*Stored rows*:

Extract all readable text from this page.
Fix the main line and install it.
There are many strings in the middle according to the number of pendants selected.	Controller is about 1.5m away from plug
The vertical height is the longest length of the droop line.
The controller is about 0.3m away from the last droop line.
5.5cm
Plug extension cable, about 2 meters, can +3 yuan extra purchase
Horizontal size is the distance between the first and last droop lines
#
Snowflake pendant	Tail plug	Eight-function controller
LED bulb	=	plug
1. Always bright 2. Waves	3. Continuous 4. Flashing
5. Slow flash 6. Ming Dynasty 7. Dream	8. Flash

*Set exercise*:
Identify the lines that contain the string "last", and copy every one of them.

*Task result*:
The controller is about 0.3m away from the last droop line.
Horizontal size is the distance between the first and last droop lines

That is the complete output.